**TASK INSTRUCTIONS**
Show each line from the listing that includes the word "after".

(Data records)
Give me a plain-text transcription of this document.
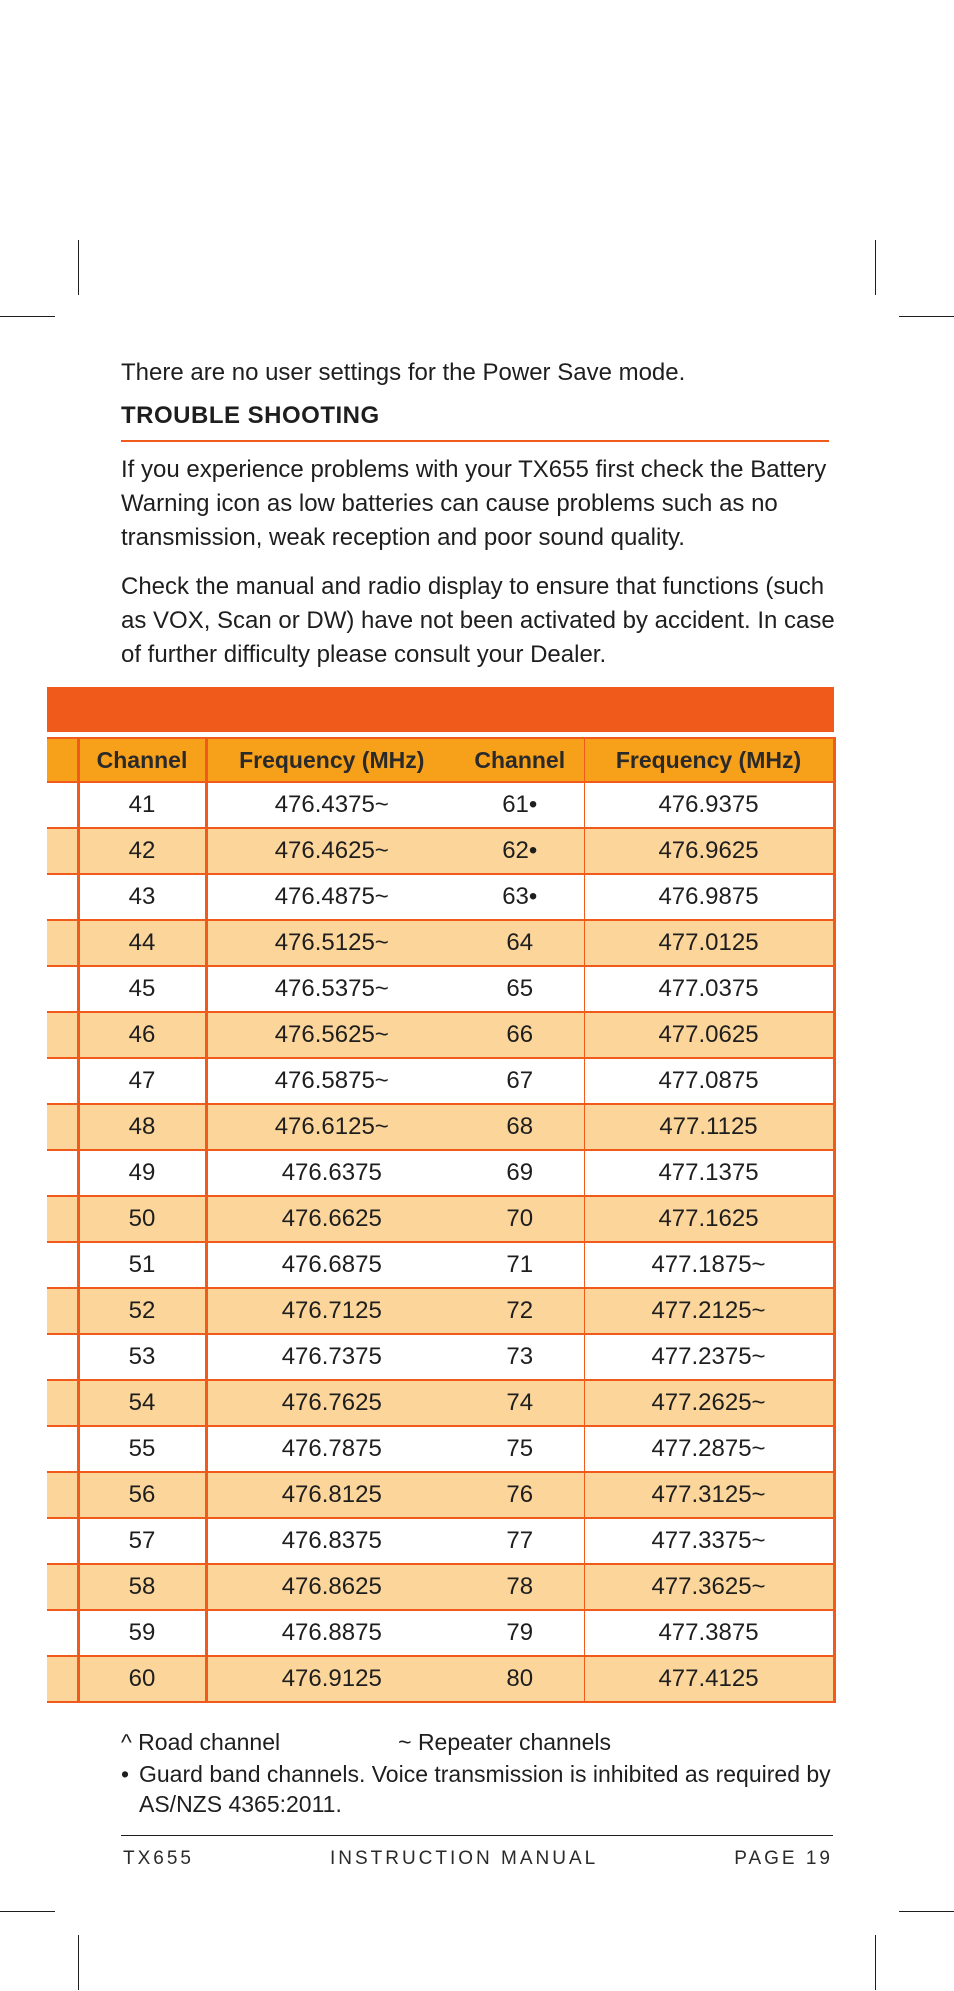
There are no user settings for the Power Save mode.

TROUBLE SHOOTING

If you experience problems with your TX655 first check the Battery Warning icon as low batteries can cause problems such as no transmission, weak reception and poor sound quality.

Check the manual and radio display to ensure that functions (such as VOX, Scan or DW) have not been activated by accident. In case of further difficulty please consult your Dealer.

	Channel	Frequency (MHz)	Channel	Frequency (MHz)
	41	476.4375~	61•	476.9375
	42	476.4625~	62•	476.9625
	43	476.4875~	63•	476.9875
	44	476.5125~	64	477.0125
	45	476.5375~	65	477.0375
	46	476.5625~	66	477.0625
	47	476.5875~	67	477.0875
	48	476.6125~	68	477.1125
	49	476.6375	69	477.1375
	50	476.6625	70	477.1625
	51	476.6875	71	477.1875~
	52	476.7125	72	477.2125~
	53	476.7375	73	477.2375~
	54	476.7625	74	477.2625~
	55	476.7875	75	477.2875~
	56	476.8125	76	477.3125~
	57	476.8375	77	477.3375~
	58	476.8625	78	477.3625~
	59	476.8875	79	477.3875
	60	476.9125	80	477.4125
^ Road channel	~ Repeater channels
• Guard band channels. Voice transmission is inhibited as required by AS/NZS 4365:2011.
TX655	INSTRUCTION MANUAL	PAGE 19
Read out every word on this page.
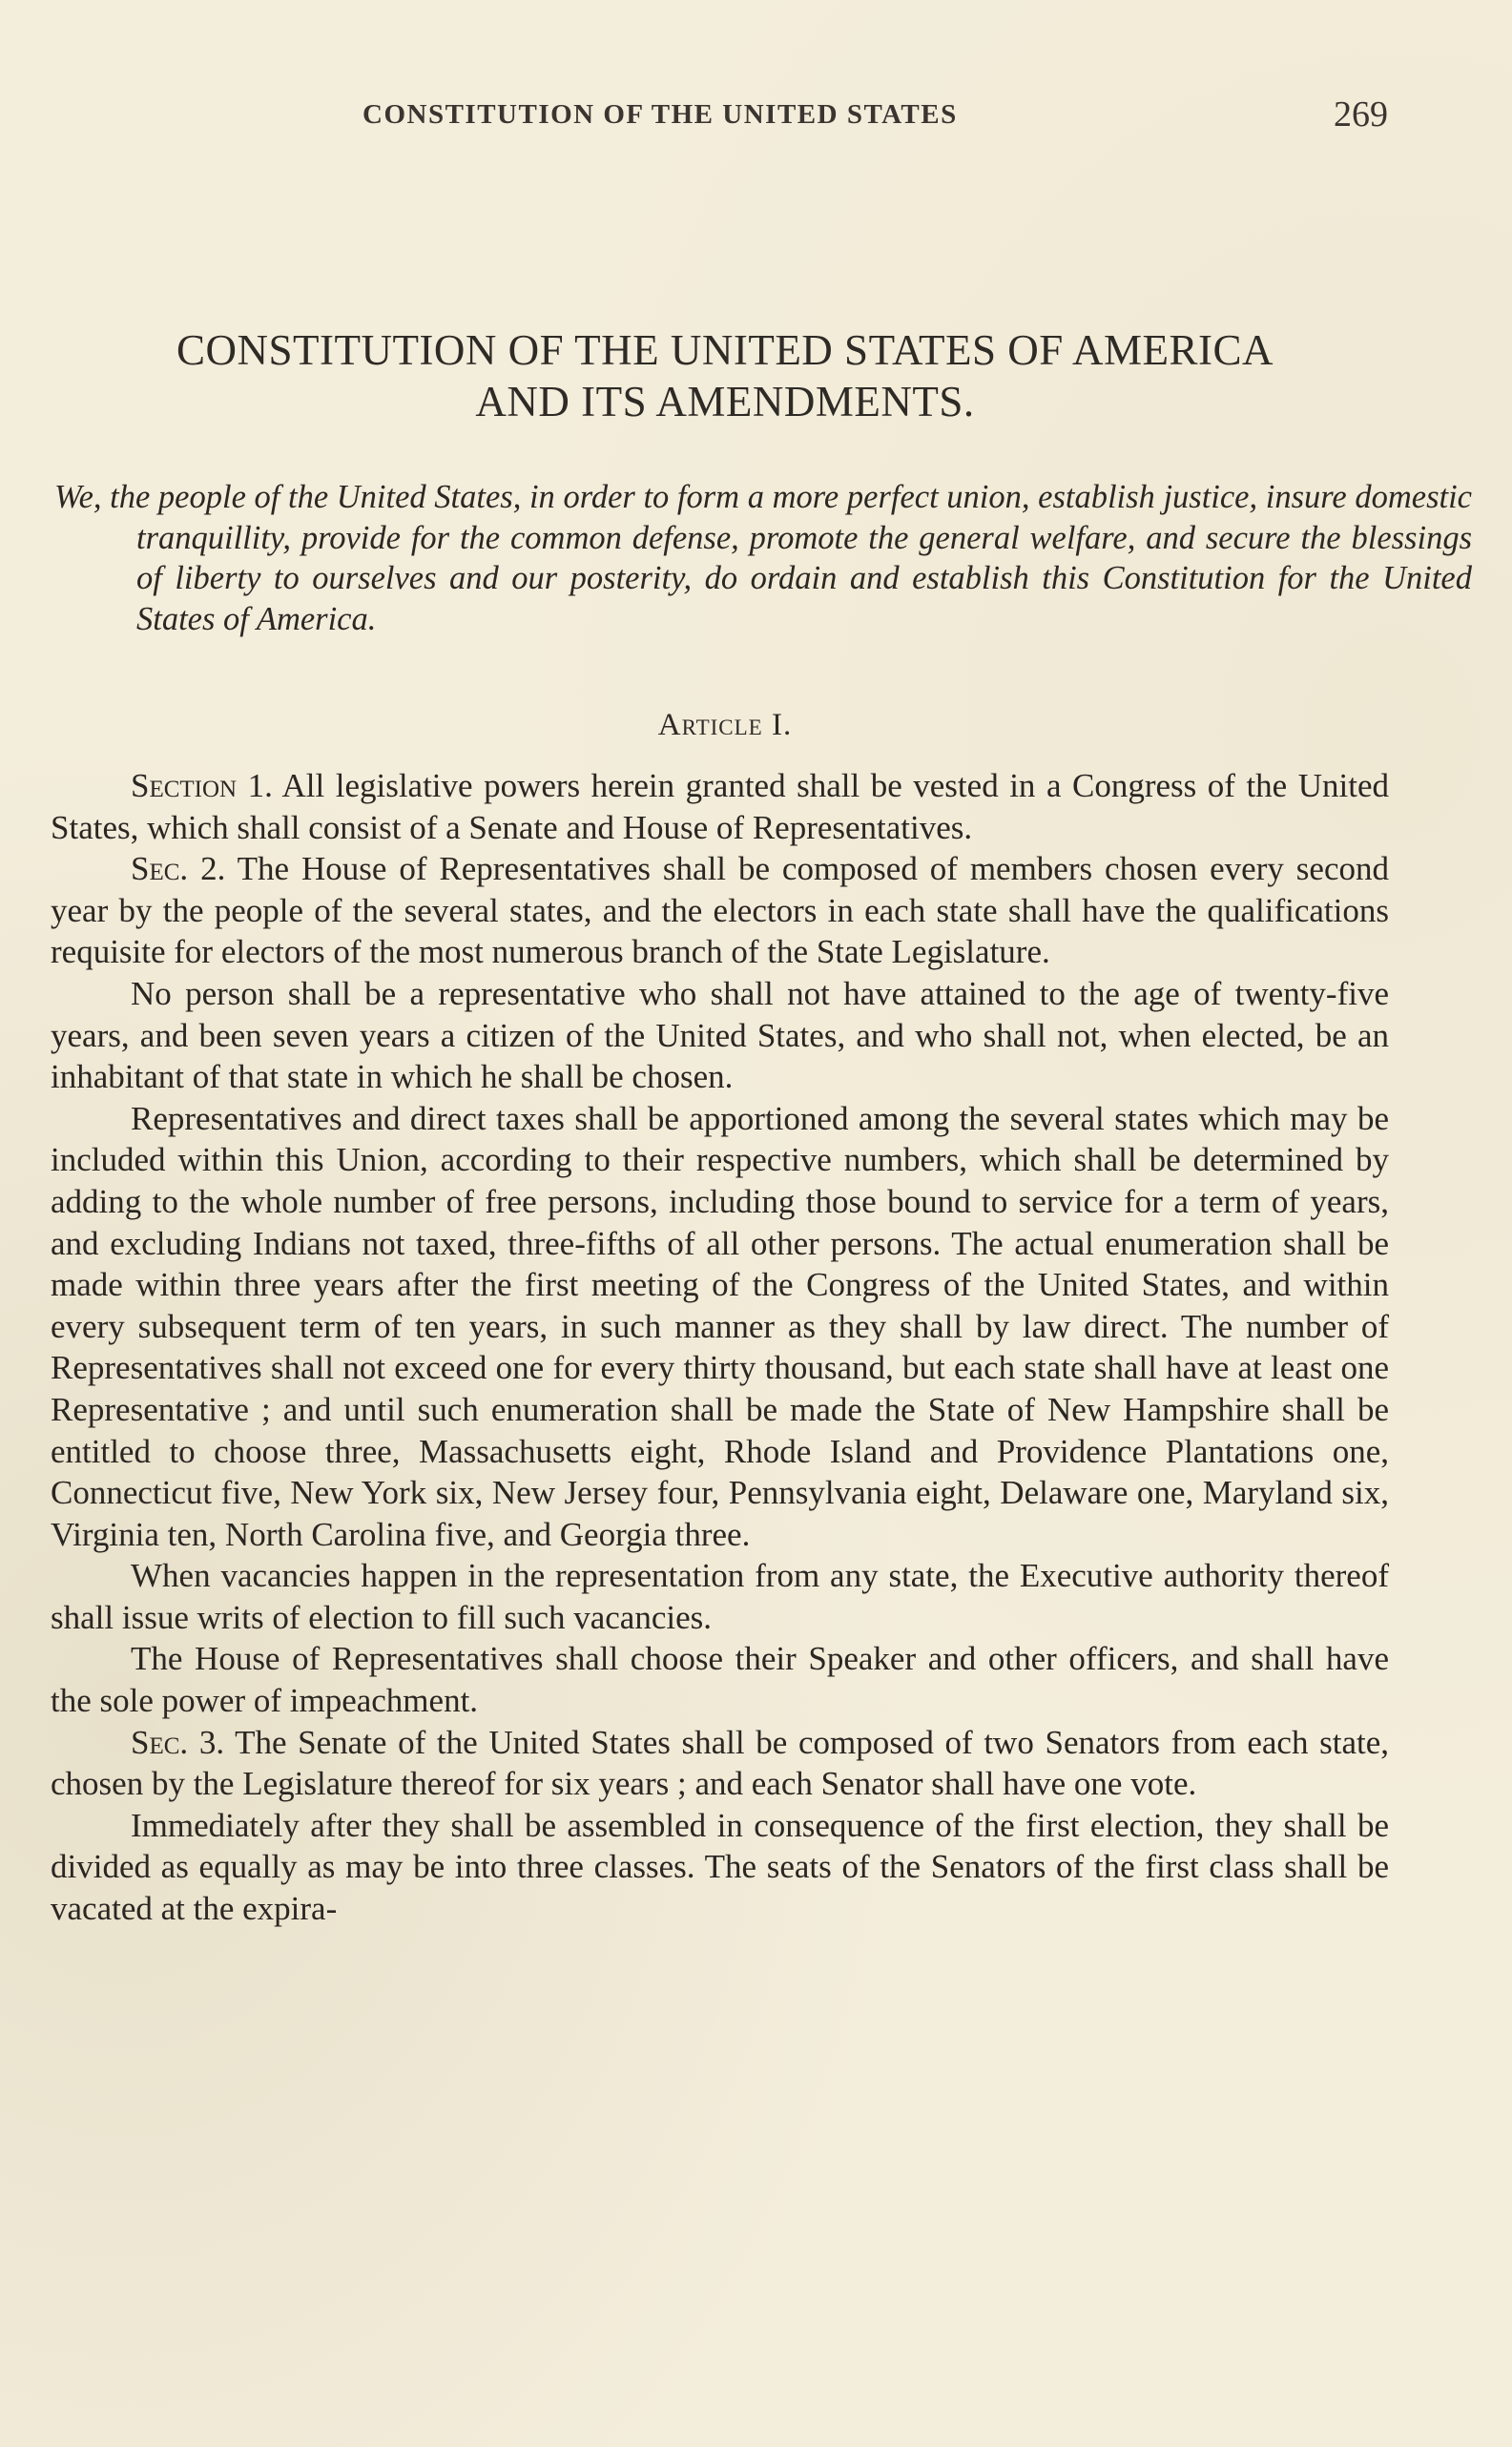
CONSTITUTION OF THE UNITED STATES	269
CONSTITUTION OF THE UNITED STATES OF AMERICA
AND ITS AMENDMENTS.
We, the people of the United States, in order to form a more perfect union, establish justice, insure domestic tranquillity, provide for the common defense, promote the general welfare, and secure the blessings of liberty to ourselves and our posterity, do ordain and establish this Constitution for the United States of America.
Article I.

Section 1. All legislative powers herein granted shall be vested in a Congress of the United States, which shall consist of a Senate and House of Representatives.

Sec. 2. The House of Representatives shall be composed of members chosen every second year by the people of the several states, and the electors in each state shall have the qualifications requisite for electors of the most numerous branch of the State Legislature.

No person shall be a representative who shall not have attained to the age of twenty-five years, and been seven years a citizen of the United States, and who shall not, when elected, be an inhabitant of that state in which he shall be chosen.

Representatives and direct taxes shall be apportioned among the several states which may be included within this Union, according to their respective numbers, which shall be determined by adding to the whole number of free persons, including those bound to service for a term of years, and excluding Indians not taxed, three-fifths of all other persons. The actual enumeration shall be made within three years after the first meeting of the Congress of the United States, and within every subsequent term of ten years, in such manner as they shall by law direct. The number of Representatives shall not exceed one for every thirty thousand, but each state shall have at least one Representative ; and until such enumeration shall be made the State of New Hampshire shall be entitled to choose three, Massachusetts eight, Rhode Island and Providence Plantations one, Connecticut five, New York six, New Jersey four, Pennsylvania eight, Delaware one, Maryland six, Virginia ten, North Carolina five, and Georgia three.

When vacancies happen in the representation from any state, the Executive authority thereof shall issue writs of election to fill such vacancies.

The House of Representatives shall choose their Speaker and other officers, and shall have the sole power of impeachment.

Sec. 3. The Senate of the United States shall be composed of two Senators from each state, chosen by the Legislature thereof for six years ; and each Senator shall have one vote.

Immediately after they shall be assembled in consequence of the first election, they shall be divided as equally as may be into three classes. The seats of the Senators of the first class shall be vacated at the expira-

**FINAL ANSWER**
Representatives and direct taxes shall be apportioned among the several states which may be included within this Union, according to their respective numbers, which shall be determined by adding to the whole number of free persons, including those bound to service for a term of years, and excluding Indians not taxed, three-fifths of all other persons. The actual enumeration shall be made within three years after the first meeting of the Congress of the United States, and within every subsequent term of ten years, in such manner as they shall by law direct. The number of Representatives shall not exceed one for every thirty thousand, but each state shall have at least one Representative ; and until such enumeration shall be made the State of New Hampshire shall be entitled to choose three, Massachusetts eight, Rhode Island and Providence Plantations one, Connecticut five, New York six, New Jersey four, Pennsylvania eight, Delaware one, Maryland six, Virginia ten, North Carolina five, and Georgia three.
Immediately after they shall be assembled in consequence of the first election, they shall be divided as equally as may be into three classes. The seats of the Senators of the first class shall be vacated at the expira-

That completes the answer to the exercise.